[Dataset items]
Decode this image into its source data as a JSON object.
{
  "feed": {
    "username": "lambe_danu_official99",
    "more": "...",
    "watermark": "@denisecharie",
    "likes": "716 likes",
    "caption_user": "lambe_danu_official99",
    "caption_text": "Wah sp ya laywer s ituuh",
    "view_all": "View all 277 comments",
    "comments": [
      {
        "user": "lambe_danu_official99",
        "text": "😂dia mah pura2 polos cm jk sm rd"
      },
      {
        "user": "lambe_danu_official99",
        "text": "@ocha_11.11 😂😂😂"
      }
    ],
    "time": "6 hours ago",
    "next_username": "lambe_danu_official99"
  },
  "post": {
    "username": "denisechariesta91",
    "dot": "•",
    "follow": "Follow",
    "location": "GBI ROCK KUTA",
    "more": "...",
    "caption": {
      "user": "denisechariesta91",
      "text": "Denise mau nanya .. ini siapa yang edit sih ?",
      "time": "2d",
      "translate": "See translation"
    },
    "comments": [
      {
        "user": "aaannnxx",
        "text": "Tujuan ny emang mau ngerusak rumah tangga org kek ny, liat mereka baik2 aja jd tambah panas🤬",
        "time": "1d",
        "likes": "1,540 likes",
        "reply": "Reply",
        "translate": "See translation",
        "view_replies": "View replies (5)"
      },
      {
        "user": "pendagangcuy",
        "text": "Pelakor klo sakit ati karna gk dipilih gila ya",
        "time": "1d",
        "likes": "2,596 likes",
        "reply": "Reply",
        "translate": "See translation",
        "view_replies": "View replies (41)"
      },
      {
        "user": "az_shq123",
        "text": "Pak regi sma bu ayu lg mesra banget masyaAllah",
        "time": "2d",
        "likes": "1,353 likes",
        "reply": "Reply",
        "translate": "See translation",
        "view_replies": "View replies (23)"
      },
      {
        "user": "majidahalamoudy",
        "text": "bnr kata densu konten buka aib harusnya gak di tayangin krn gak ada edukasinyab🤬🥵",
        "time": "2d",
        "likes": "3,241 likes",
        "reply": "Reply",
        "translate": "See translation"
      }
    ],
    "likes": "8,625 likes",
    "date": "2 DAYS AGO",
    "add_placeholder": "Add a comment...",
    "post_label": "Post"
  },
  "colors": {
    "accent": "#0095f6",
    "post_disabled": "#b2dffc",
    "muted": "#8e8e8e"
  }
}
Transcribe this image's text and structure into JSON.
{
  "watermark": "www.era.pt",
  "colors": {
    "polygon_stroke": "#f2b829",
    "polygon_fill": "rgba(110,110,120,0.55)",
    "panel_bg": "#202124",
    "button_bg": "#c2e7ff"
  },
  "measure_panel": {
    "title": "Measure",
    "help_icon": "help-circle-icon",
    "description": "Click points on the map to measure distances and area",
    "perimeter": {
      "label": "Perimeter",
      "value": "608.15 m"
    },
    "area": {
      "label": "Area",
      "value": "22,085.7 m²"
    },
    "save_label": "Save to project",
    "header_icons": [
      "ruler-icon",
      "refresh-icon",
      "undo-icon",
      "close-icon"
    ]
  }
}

Your task => Print nothing but the lines from the line with "Transcribe this image's" to the last line of the records above. Both of those lines count.

Response to the task =>
Transcribe this image's text and structure into JSON.
{
  "watermark": "www.era.pt",
  "colors": {
    "polygon_stroke": "#f2b829",
    "polygon_fill": "rgba(110,110,120,0.55)",
    "panel_bg": "#202124",
    "button_bg": "#c2e7ff"
  },
  "measure_panel": {
    "title": "Measure",
    "help_icon": "help-circle-icon",
    "description": "Click points on the map to measure distances and area",
    "perimeter": {
      "label": "Perimeter",
      "value": "608.15 m"
    },
    "area": {
      "label": "Area",
      "value": "22,085.7 m²"
    },
    "save_label": "Save to project",
    "header_icons": [
      "ruler-icon",
      "refresh-icon",
      "undo-icon",
      "close-icon"
    ]
  }
}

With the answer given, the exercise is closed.